───── RECORDS SHOWN

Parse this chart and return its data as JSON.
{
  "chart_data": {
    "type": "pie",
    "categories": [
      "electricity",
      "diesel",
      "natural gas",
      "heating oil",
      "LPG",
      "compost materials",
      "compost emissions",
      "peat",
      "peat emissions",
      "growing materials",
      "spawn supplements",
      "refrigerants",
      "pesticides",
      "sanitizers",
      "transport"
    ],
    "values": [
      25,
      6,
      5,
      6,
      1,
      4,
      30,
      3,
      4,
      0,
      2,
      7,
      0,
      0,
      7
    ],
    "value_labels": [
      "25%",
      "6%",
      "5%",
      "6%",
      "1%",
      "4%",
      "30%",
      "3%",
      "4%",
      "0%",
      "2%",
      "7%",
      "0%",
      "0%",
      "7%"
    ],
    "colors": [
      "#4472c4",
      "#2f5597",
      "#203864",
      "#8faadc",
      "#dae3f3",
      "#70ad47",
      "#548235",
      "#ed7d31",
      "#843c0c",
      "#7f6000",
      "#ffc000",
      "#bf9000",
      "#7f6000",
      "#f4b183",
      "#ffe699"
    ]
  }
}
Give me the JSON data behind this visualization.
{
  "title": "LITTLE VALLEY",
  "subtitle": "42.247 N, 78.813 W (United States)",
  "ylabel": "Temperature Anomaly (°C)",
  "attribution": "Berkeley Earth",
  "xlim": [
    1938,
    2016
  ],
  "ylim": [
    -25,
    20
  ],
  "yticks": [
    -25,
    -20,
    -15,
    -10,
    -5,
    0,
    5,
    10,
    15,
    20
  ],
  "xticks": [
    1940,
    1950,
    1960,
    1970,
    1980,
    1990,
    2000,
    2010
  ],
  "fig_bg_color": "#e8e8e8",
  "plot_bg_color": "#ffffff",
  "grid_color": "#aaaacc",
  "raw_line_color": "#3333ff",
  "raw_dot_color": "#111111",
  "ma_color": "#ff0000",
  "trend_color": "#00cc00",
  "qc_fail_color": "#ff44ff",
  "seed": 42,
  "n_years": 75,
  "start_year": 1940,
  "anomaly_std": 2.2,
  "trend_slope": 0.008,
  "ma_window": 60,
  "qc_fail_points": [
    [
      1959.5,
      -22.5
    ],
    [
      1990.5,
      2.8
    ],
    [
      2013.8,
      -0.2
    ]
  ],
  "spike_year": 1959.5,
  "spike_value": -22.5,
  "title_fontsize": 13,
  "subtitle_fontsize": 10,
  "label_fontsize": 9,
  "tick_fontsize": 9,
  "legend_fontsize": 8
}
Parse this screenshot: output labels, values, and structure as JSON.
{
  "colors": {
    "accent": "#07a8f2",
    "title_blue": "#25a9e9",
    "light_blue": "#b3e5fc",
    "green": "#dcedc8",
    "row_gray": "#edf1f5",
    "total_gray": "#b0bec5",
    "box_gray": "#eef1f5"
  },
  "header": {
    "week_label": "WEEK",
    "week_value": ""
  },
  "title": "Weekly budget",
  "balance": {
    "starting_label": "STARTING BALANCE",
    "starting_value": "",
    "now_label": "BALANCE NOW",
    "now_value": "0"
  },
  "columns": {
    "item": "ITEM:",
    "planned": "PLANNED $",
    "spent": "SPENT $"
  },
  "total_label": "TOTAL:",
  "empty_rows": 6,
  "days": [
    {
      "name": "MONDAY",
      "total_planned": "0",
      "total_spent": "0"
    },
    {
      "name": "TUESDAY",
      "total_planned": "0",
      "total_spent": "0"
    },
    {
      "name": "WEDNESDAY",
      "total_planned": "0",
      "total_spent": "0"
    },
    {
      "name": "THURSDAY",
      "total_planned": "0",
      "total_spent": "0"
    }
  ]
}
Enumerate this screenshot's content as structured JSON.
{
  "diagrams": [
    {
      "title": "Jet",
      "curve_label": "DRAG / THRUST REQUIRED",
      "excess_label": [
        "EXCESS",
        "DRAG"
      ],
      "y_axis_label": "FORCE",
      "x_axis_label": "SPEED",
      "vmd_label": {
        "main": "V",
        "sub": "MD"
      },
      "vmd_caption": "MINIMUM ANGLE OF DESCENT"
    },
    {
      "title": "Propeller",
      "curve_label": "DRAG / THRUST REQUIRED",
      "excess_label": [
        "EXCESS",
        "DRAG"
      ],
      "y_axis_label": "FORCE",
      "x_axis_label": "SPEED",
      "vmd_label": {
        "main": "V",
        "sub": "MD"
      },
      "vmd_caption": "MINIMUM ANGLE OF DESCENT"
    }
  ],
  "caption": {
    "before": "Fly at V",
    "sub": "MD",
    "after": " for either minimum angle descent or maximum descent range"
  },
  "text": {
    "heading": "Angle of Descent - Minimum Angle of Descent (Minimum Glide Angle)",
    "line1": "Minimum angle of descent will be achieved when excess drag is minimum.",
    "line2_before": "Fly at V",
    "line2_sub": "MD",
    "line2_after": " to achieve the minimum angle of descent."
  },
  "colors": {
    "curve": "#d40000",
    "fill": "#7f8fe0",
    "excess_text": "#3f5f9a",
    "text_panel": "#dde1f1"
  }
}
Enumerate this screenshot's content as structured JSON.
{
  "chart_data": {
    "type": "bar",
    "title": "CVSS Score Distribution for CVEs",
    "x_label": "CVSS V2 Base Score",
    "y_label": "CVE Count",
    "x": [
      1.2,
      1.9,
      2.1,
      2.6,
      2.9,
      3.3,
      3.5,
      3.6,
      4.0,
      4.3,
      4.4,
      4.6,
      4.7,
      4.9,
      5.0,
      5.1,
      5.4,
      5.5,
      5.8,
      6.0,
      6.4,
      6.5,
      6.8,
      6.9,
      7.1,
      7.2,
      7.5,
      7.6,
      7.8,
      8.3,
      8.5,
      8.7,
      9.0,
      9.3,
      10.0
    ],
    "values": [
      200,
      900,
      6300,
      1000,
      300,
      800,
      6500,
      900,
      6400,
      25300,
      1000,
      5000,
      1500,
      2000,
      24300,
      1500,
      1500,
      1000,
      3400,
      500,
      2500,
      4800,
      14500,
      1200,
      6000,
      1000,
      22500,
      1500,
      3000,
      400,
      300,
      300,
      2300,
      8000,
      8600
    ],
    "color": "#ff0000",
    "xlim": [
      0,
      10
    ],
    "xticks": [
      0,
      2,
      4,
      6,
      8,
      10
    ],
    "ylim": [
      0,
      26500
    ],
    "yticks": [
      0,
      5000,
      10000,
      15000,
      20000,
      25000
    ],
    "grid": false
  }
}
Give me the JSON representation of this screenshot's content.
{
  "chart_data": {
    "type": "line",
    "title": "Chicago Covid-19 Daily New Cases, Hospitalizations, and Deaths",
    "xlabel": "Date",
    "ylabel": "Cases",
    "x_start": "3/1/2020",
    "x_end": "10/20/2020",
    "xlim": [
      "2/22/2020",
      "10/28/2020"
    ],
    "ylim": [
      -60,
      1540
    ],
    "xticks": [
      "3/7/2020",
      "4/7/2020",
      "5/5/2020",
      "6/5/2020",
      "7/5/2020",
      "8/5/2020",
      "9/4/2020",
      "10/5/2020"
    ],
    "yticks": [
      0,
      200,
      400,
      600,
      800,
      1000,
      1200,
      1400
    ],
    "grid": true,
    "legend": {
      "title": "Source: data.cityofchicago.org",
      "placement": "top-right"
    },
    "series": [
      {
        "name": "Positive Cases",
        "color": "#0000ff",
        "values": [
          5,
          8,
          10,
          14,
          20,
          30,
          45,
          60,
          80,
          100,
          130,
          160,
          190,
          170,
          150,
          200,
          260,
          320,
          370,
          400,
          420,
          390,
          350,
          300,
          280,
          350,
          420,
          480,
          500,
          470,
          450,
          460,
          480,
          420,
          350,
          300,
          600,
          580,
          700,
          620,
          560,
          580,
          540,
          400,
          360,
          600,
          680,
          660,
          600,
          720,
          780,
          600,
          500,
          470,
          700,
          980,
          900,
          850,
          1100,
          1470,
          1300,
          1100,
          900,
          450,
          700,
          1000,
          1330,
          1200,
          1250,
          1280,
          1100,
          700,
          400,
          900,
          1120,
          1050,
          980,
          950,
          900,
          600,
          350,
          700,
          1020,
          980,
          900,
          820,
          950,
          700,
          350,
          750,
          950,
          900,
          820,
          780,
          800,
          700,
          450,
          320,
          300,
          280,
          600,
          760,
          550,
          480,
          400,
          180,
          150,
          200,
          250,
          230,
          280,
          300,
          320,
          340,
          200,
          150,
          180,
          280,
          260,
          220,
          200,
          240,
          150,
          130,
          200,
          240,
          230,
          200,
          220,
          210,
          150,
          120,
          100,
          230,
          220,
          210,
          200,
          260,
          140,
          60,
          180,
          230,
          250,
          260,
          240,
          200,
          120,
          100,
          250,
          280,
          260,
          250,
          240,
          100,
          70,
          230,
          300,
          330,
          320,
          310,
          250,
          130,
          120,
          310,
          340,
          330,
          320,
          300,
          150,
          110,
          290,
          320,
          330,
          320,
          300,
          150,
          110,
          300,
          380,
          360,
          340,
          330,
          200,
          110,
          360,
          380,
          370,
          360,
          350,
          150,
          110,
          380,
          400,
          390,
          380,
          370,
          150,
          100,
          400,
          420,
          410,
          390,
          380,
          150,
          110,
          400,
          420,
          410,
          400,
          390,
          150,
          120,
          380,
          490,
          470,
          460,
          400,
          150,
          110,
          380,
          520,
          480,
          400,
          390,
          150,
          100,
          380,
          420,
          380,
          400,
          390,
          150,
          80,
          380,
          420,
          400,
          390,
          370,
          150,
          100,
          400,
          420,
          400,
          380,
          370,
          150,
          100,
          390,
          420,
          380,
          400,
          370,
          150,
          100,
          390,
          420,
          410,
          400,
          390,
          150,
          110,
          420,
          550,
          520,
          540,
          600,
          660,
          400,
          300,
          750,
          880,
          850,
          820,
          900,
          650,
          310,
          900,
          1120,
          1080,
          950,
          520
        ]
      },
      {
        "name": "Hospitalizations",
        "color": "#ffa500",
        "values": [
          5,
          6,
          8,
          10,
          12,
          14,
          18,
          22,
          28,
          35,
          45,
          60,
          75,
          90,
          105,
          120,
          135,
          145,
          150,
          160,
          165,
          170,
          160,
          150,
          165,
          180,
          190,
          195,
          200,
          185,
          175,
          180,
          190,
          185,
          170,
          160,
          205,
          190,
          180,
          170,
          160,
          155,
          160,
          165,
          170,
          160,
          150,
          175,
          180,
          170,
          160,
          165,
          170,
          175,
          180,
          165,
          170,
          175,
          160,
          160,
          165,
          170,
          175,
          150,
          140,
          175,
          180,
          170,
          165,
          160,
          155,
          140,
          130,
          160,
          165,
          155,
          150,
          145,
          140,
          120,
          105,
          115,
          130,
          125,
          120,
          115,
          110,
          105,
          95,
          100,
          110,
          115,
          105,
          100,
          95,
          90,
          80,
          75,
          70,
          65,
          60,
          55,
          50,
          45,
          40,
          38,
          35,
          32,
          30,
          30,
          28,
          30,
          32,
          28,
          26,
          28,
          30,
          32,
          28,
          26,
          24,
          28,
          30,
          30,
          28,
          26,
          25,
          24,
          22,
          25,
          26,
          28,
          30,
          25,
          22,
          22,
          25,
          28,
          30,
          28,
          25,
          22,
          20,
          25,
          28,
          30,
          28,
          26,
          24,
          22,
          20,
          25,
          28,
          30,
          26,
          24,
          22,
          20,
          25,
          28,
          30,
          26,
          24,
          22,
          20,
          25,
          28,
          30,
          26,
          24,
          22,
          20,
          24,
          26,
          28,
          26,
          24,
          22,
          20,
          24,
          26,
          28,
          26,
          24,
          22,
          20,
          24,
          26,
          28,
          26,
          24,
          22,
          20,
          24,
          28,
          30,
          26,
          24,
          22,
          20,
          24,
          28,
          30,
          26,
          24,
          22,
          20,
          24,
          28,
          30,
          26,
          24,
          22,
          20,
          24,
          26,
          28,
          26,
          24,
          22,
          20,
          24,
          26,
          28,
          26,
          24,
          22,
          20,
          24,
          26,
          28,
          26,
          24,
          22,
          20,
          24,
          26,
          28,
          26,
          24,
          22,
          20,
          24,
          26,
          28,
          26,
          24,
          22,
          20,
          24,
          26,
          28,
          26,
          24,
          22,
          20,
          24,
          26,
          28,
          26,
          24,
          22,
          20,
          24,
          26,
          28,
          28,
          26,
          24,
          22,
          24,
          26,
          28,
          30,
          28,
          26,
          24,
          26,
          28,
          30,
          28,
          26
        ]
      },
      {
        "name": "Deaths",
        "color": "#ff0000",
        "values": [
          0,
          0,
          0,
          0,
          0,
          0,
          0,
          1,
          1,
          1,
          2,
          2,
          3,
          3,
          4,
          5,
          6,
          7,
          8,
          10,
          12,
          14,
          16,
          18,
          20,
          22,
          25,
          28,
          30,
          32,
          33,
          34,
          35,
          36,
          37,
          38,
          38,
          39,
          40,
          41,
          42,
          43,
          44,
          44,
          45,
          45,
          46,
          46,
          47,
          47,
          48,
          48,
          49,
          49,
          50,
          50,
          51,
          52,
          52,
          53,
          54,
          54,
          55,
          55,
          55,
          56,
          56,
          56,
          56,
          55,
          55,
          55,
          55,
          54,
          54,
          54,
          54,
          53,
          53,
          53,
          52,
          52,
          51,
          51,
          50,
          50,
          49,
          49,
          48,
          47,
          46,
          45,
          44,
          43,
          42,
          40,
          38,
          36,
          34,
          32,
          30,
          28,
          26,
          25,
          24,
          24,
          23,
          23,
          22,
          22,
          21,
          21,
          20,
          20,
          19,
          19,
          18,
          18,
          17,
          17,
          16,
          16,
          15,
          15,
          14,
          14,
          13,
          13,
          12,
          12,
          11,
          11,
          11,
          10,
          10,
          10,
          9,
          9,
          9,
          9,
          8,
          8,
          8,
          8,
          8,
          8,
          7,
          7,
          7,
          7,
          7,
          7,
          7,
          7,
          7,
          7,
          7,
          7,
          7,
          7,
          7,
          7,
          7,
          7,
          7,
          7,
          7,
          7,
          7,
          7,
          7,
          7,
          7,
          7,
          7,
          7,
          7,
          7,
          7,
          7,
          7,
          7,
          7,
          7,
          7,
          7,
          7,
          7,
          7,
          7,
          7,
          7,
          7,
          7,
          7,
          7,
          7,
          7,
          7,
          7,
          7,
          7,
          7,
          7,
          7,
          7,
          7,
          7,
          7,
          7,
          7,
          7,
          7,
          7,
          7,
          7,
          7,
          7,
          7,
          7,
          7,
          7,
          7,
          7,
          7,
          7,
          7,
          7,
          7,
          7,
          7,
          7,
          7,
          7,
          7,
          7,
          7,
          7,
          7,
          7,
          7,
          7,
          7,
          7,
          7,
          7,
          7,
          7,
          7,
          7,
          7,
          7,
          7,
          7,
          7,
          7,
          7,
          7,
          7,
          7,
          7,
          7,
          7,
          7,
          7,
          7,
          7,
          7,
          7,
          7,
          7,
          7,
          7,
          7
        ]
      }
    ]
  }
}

──────────

:: REQUIRED WORK ::
Gather up the lines containing the word "this" from these records and copy them.

:: THE REPLY ::
Parse this chart and return its data as JSON.
Give me the JSON data behind this visualization.
Parse this screenshot: output labels, values, and structure as JSON.
Enumerate this screenshot's content as structured JSON.
Enumerate this screenshot's content as structured JSON.
Give me the JSON representation of this screenshot's content.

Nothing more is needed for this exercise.